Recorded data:
------------------------------------

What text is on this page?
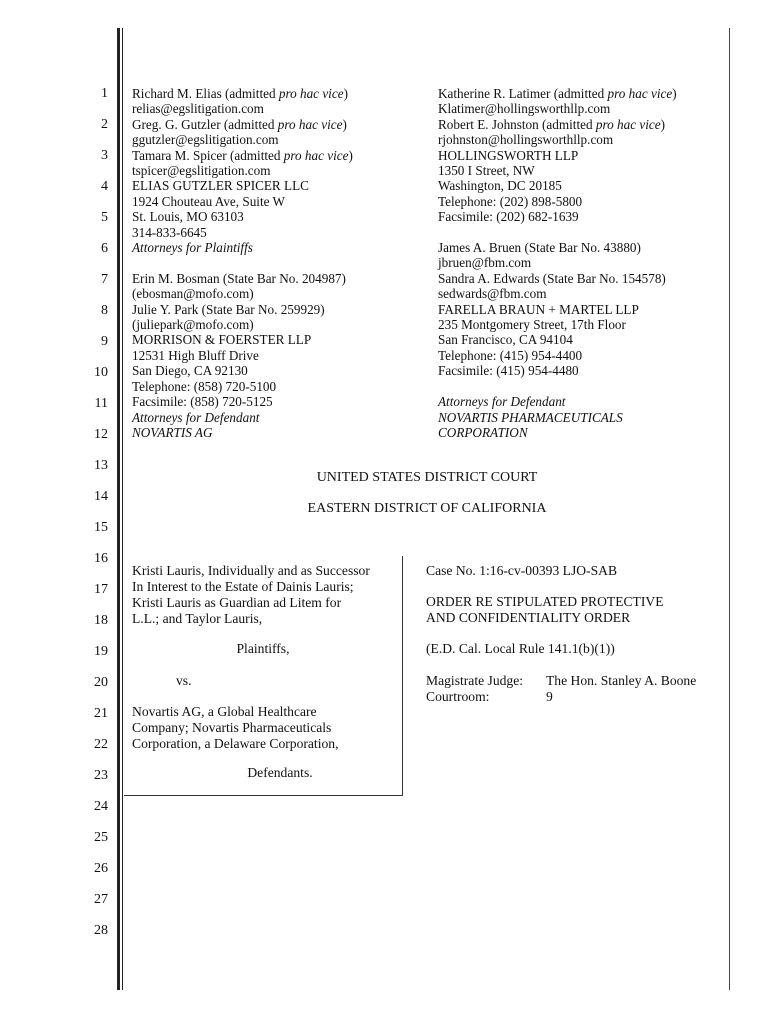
1
2
3
4
5
6
7
8
9
10
11
12
13
14
15
16
17
18
19
20
21
22
23
24
25
26
27
28
Richard M. Elias (admitted pro hac vice)
relias@egslitigation.com
Greg. G. Gutzler (admitted pro hac vice)
ggutzler@egslitigation.com
Tamara M. Spicer (admitted pro hac vice)
tspicer@egslitigation.com
ELIAS GUTZLER SPICER LLC
1924 Chouteau Ave, Suite W
St. Louis, MO 63103
314-833-6645
Attorneys for Plaintiffs
Erin M. Bosman (State Bar No. 204987)
(ebosman@mofo.com)
Julie Y. Park (State Bar No. 259929)
(juliepark@mofo.com)
MORRISON & FOERSTER LLP
12531 High Bluff Drive
San Diego, CA 92130
Telephone: (858) 720-5100
Facsimile: (858) 720-5125
Attorneys for Defendant
NOVARTIS AG
Katherine R. Latimer (admitted pro hac vice)
Klatimer@hollingsworthllp.com
Robert E. Johnston (admitted pro hac vice)
rjohnston@hollingsworthllp.com
HOLLINGSWORTH LLP
1350 I Street, NW
Washington, DC 20185
Telephone: (202) 898-5800
Facsimile: (202) 682-1639
James A. Bruen (State Bar No. 43880)
jbruen@fbm.com
Sandra A. Edwards (State Bar No. 154578)
sedwards@fbm.com
FARELLA BRAUN + MARTEL LLP
235 Montgomery Street, 17th Floor
San Francisco, CA 94104
Telephone: (415) 954-4400
Facsimile: (415) 954-4480
Attorneys for Defendant
NOVARTIS PHARMACEUTICALS
CORPORATION
UNITED STATES DISTRICT COURT
EASTERN DISTRICT OF CALIFORNIA
Kristi Lauris, Individually and as Successor
In Interest to the Estate of Dainis Lauris;
Kristi Lauris as Guardian ad Litem for
L.L.; and Taylor Lauris,
Plaintiffs,
vs.
Novartis AG, a Global Healthcare
Company; Novartis Pharmaceuticals
Corporation, a Delaware Corporation,
Defendants.
Case No. 1:16-cv-00393 LJO-SAB
ORDER RE STIPULATED PROTECTIVE
AND CONFIDENTIALITY ORDER
(E.D. Cal. Local Rule 141.1(b)(1))
Magistrate Judge:	The Hon. Stanley A. Boone
Courtroom:	9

------------------------------------

Repeat every record precisely. Any picture among them stays out of the copy.

What text is on this page?
1
2
3
4
5
6
7
8
9
10
11
12
13
14
15
16
17
18
19
20
21
22
23
24
25
26
27
28
Richard M. Elias (admitted pro hac vice)
relias@egslitigation.com
Greg. G. Gutzler (admitted pro hac vice)
ggutzler@egslitigation.com
Tamara M. Spicer (admitted pro hac vice)
tspicer@egslitigation.com
ELIAS GUTZLER SPICER LLC
1924 Chouteau Ave, Suite W
St. Louis, MO 63103
314-833-6645
Attorneys for Plaintiffs
Erin M. Bosman (State Bar No. 204987)
(ebosman@mofo.com)
Julie Y. Park (State Bar No. 259929)
(juliepark@mofo.com)
MORRISON & FOERSTER LLP
12531 High Bluff Drive
San Diego, CA 92130
Telephone: (858) 720-5100
Facsimile: (858) 720-5125
Attorneys for Defendant
NOVARTIS AG
Katherine R. Latimer (admitted pro hac vice)
Klatimer@hollingsworthllp.com
Robert E. Johnston (admitted pro hac vice)
rjohnston@hollingsworthllp.com
HOLLINGSWORTH LLP
1350 I Street, NW
Washington, DC 20185
Telephone: (202) 898-5800
Facsimile: (202) 682-1639
James A. Bruen (State Bar No. 43880)
jbruen@fbm.com
Sandra A. Edwards (State Bar No. 154578)
sedwards@fbm.com
FARELLA BRAUN + MARTEL LLP
235 Montgomery Street, 17th Floor
San Francisco, CA 94104
Telephone: (415) 954-4400
Facsimile: (415) 954-4480
Attorneys for Defendant
NOVARTIS PHARMACEUTICALS
CORPORATION
UNITED STATES DISTRICT COURT
EASTERN DISTRICT OF CALIFORNIA
Kristi Lauris, Individually and as Successor
In Interest to the Estate of Dainis Lauris;
Kristi Lauris as Guardian ad Litem for
L.L.; and Taylor Lauris,
Plaintiffs,
vs.
Novartis AG, a Global Healthcare
Company; Novartis Pharmaceuticals
Corporation, a Delaware Corporation,
Defendants.
Case No. 1:16-cv-00393 LJO-SAB
ORDER RE STIPULATED PROTECTIVE
AND CONFIDENTIALITY ORDER
(E.D. Cal. Local Rule 141.1(b)(1))
Magistrate Judge:	The Hon. Stanley A. Boone
Courtroom:	9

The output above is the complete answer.